- [Directions]: Read through the data and report every line in which the word "think" occurs.

- [Data shown]:
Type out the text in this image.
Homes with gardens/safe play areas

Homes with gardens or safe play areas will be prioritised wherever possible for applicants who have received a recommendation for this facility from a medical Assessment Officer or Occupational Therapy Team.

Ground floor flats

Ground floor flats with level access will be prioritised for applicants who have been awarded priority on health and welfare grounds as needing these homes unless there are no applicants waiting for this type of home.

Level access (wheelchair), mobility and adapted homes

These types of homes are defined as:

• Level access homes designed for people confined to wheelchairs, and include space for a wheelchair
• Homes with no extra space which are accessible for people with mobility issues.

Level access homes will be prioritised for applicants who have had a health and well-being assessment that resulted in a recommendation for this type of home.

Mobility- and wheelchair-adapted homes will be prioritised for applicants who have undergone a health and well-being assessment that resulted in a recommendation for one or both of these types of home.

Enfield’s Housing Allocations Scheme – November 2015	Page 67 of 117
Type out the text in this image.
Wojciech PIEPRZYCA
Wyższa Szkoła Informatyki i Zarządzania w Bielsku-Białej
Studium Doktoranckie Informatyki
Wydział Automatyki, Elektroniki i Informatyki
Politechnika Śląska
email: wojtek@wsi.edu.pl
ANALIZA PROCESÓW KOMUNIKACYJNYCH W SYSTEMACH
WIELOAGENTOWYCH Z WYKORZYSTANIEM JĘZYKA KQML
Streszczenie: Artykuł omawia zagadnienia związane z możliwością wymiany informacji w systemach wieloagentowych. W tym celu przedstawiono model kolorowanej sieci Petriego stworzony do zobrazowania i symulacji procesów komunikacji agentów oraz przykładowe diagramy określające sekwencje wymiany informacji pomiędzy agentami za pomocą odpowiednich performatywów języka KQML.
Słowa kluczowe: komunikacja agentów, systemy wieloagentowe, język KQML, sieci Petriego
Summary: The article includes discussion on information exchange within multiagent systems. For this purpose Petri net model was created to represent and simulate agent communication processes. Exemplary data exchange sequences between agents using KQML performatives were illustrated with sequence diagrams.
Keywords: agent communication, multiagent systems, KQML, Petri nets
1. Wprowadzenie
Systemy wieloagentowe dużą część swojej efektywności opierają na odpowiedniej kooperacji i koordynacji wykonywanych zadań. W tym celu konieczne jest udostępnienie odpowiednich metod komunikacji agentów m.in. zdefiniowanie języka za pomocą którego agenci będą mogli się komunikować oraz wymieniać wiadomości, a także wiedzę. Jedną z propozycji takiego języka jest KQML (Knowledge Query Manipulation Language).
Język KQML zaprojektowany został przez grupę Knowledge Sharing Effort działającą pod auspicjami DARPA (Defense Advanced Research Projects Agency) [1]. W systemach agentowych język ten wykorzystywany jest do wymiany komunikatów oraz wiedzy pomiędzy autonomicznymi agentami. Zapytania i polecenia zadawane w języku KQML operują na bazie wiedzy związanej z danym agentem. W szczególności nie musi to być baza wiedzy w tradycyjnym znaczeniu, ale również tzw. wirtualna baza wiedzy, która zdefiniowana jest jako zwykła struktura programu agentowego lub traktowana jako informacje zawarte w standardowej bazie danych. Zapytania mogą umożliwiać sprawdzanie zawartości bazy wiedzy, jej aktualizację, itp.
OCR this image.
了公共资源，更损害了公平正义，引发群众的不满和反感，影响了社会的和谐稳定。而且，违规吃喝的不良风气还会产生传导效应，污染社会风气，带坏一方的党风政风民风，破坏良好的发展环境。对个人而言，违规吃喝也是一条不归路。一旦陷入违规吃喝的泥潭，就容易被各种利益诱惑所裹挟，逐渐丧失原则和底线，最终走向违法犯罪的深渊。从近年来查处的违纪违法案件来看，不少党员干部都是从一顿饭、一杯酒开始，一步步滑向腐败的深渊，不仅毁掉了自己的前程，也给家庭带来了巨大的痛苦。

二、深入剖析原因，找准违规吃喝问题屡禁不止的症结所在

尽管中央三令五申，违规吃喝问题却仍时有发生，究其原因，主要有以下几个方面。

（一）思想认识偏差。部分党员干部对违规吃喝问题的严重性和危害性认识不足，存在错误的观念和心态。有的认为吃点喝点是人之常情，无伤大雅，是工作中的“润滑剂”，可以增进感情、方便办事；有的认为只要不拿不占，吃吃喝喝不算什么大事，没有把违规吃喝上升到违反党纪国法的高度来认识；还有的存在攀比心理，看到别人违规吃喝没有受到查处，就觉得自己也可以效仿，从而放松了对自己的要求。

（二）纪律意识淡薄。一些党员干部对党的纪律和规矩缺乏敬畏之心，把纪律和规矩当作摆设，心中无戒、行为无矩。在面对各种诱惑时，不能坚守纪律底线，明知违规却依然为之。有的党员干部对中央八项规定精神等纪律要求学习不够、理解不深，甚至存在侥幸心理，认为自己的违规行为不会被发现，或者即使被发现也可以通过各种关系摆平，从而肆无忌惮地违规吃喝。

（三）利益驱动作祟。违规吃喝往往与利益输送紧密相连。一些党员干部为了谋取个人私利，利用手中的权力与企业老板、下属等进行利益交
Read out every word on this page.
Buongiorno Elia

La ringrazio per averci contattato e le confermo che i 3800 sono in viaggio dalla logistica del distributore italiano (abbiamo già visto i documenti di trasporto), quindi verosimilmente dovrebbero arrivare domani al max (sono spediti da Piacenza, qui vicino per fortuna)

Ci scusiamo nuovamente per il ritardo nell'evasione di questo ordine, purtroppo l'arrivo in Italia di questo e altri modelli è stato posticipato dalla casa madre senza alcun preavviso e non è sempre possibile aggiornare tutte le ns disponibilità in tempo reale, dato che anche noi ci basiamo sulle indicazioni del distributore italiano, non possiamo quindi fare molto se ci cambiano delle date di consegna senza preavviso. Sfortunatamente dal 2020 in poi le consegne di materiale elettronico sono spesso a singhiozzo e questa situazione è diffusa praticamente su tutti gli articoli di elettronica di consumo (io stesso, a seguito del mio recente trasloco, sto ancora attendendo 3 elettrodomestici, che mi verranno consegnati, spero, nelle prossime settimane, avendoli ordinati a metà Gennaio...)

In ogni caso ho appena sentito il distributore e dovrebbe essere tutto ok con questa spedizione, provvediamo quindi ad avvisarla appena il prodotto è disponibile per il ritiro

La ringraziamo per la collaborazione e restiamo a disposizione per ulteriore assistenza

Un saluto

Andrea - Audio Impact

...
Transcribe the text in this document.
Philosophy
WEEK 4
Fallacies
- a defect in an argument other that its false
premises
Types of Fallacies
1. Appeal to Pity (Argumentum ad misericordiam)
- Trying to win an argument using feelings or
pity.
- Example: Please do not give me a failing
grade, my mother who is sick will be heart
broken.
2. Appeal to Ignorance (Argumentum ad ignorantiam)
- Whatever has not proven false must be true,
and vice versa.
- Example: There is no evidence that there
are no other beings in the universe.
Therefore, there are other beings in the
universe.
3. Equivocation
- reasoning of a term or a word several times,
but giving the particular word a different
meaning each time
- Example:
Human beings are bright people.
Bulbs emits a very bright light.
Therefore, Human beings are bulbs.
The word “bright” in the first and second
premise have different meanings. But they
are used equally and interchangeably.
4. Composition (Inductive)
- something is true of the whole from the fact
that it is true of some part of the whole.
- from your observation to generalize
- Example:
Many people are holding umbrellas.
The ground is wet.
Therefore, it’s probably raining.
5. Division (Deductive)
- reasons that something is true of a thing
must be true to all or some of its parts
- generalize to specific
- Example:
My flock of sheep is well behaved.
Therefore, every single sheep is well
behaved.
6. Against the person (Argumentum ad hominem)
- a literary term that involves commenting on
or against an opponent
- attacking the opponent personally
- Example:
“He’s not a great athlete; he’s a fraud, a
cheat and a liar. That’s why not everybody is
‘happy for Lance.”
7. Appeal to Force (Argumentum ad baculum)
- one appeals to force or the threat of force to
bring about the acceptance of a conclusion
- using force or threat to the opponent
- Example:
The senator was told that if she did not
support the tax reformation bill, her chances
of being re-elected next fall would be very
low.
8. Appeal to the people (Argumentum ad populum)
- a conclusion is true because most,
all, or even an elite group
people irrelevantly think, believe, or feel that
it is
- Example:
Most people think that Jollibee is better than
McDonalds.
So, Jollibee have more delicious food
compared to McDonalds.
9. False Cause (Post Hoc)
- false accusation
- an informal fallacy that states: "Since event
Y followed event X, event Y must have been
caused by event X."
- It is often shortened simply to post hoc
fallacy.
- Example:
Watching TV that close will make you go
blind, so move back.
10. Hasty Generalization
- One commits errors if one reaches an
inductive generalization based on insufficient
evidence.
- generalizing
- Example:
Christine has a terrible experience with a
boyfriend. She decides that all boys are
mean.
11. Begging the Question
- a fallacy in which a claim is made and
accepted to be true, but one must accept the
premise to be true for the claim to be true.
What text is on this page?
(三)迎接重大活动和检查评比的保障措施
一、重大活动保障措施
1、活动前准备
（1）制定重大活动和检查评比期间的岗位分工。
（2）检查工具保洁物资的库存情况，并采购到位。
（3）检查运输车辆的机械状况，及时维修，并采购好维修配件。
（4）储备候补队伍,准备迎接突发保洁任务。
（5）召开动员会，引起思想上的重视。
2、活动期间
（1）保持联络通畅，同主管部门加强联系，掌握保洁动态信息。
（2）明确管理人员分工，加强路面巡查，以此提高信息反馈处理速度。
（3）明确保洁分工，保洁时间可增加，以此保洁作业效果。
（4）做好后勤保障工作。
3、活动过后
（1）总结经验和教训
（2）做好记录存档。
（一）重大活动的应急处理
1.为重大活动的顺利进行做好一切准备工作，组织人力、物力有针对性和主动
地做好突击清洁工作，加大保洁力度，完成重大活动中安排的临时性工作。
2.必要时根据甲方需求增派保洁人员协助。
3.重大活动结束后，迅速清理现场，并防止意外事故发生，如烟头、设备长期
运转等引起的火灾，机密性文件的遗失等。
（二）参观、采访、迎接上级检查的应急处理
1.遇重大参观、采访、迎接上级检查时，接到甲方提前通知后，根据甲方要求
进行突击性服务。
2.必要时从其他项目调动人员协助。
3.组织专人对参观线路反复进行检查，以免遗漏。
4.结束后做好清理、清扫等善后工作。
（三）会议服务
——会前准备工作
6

- [Solved problem]:
people irrelevantly think, believe, or feel that
Most people think that Jollibee is better than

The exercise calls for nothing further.